## Request
Check every line in the records below for the word "street" and report how many have it, nothing more.
⁂
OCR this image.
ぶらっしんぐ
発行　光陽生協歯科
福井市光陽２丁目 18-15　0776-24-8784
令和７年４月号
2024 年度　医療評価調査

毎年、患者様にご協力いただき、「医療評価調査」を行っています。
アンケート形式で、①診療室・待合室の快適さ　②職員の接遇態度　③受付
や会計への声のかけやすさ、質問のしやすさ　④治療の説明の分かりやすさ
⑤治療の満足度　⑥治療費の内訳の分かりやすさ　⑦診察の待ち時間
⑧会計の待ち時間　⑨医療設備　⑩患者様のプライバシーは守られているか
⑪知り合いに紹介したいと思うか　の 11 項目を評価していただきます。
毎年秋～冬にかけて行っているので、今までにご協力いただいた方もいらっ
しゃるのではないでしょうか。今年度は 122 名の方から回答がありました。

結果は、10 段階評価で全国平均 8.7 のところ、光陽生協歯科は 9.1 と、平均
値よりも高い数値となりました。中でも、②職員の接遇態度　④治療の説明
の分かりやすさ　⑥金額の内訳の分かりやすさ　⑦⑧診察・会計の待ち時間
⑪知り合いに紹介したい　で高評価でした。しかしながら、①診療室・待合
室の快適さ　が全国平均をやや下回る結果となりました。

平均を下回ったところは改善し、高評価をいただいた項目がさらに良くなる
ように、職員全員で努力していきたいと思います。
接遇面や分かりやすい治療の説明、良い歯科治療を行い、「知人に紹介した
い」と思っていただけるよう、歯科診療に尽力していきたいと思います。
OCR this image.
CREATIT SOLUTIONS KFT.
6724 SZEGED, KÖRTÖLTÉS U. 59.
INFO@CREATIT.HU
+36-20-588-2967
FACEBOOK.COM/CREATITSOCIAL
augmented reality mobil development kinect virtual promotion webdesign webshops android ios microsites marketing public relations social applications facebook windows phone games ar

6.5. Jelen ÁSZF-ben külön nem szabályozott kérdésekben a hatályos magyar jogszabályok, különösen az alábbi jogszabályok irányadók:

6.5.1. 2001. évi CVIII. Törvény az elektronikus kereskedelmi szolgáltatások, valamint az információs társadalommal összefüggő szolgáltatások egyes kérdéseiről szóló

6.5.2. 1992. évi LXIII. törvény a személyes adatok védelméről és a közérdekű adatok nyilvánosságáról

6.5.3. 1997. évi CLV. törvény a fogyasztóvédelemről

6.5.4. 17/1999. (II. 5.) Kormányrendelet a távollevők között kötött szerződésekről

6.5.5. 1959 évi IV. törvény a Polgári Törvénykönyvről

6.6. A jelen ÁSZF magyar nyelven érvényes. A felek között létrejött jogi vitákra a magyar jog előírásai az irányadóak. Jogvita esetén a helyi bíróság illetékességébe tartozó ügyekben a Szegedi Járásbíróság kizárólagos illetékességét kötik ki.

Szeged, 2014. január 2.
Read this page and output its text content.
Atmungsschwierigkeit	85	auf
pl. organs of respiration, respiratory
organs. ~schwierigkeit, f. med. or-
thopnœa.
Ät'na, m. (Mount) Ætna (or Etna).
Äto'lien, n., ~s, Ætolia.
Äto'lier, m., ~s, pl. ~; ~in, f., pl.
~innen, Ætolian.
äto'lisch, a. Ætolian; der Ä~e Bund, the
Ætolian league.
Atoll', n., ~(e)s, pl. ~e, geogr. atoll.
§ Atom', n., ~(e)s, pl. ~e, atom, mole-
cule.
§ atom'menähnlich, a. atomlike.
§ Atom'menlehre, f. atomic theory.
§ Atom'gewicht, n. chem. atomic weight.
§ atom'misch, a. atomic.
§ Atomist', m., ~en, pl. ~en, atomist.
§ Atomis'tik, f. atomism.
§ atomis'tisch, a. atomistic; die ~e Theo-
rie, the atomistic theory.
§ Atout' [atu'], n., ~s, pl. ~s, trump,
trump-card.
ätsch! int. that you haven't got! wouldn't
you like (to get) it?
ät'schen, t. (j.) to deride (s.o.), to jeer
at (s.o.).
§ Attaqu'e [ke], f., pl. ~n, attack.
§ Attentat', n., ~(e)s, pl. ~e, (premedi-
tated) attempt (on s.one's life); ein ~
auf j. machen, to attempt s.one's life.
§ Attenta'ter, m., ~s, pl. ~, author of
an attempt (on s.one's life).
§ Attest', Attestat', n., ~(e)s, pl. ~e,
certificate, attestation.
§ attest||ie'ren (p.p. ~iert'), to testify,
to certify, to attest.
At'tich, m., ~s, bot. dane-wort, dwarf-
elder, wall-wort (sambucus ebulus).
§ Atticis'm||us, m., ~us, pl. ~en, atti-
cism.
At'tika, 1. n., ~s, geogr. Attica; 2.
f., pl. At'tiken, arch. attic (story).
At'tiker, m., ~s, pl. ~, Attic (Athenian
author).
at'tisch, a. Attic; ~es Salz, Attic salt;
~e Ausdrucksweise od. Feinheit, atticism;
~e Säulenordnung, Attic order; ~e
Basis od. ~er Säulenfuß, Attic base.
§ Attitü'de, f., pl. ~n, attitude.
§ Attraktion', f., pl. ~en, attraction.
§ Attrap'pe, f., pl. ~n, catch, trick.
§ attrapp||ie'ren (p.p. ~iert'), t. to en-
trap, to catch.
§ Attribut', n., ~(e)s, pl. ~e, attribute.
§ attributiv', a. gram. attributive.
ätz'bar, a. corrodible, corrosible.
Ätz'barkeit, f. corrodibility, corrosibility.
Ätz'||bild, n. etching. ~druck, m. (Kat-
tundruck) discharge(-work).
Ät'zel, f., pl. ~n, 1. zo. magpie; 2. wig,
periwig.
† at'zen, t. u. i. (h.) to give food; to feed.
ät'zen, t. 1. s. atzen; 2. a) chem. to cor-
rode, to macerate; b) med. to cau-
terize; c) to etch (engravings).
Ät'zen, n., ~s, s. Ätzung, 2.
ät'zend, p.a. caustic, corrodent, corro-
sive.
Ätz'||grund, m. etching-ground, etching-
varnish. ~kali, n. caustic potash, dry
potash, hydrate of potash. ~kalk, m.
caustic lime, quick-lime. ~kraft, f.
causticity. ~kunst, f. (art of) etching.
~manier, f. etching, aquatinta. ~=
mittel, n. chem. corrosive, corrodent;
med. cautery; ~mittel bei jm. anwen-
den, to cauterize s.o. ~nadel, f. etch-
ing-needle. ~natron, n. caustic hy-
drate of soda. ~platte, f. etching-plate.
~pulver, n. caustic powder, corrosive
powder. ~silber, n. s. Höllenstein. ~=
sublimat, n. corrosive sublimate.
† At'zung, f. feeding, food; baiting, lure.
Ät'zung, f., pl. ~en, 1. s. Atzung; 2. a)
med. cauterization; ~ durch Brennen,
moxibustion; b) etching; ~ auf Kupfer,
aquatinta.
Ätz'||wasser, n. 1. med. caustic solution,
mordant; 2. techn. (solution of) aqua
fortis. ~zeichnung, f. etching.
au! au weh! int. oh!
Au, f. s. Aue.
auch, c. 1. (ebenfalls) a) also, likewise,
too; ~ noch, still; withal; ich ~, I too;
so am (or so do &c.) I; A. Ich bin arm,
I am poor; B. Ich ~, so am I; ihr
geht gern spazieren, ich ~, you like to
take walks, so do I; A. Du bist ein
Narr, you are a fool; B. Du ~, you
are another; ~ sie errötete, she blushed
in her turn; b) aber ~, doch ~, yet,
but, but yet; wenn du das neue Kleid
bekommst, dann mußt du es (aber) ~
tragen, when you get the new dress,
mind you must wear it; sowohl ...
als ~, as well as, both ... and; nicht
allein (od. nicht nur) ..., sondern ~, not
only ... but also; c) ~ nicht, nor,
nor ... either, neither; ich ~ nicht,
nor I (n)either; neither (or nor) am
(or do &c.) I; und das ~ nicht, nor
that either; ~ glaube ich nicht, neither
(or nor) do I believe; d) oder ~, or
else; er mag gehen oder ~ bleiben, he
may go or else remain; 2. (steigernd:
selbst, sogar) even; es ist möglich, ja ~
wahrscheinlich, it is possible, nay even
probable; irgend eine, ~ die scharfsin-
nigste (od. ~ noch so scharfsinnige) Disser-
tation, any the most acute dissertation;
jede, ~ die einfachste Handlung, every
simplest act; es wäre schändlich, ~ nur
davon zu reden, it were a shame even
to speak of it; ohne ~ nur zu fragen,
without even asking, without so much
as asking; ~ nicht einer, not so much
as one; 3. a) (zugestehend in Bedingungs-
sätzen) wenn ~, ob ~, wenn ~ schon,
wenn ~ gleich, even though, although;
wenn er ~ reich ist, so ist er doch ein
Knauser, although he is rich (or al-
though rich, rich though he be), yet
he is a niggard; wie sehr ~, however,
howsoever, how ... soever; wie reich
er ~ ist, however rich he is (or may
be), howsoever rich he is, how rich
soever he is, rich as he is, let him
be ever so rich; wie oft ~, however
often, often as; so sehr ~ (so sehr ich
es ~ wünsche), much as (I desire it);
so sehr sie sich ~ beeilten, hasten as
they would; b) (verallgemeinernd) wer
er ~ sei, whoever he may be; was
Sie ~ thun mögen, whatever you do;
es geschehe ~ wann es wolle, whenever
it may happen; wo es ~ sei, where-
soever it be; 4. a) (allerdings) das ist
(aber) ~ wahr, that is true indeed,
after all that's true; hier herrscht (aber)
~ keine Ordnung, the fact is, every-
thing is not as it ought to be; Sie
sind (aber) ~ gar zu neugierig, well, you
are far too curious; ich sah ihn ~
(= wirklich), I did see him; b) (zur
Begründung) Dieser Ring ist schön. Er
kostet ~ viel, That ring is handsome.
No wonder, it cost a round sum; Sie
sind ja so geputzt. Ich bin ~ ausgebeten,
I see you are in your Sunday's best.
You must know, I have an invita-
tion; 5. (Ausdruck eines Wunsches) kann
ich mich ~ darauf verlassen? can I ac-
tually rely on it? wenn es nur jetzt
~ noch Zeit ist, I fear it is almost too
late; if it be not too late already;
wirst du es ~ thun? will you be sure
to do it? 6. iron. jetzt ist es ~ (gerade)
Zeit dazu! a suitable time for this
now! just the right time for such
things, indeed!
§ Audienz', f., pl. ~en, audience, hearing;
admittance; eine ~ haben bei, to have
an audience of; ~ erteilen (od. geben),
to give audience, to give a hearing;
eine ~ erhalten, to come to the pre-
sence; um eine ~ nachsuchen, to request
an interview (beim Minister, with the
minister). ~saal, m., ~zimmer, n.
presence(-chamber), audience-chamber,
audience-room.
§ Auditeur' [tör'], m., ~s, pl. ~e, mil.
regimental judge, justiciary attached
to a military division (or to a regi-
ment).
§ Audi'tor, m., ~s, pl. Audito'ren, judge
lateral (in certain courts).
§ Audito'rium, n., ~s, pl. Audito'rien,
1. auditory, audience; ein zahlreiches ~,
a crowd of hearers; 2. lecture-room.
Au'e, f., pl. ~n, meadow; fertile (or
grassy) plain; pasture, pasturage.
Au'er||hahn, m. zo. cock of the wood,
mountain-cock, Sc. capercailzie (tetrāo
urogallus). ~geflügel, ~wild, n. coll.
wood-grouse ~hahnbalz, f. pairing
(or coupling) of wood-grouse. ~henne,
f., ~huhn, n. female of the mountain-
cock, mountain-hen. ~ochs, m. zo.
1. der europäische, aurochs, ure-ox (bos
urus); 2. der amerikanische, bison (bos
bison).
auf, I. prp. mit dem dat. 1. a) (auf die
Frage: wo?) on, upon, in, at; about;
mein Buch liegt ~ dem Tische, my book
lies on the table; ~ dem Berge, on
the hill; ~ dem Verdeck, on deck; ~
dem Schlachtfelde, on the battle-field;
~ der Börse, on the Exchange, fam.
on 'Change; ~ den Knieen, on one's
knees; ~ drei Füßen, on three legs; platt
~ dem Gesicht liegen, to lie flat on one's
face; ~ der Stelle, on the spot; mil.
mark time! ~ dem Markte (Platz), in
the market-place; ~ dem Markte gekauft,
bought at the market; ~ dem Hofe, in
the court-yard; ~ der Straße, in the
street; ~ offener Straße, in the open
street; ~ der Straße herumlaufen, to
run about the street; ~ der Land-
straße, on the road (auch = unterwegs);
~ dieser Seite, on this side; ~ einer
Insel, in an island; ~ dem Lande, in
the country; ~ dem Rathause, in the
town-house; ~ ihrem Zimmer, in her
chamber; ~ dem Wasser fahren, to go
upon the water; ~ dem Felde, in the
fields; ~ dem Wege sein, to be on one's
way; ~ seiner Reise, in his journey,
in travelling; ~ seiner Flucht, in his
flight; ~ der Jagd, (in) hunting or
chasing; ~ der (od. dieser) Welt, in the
⁂
## Exercise solution
3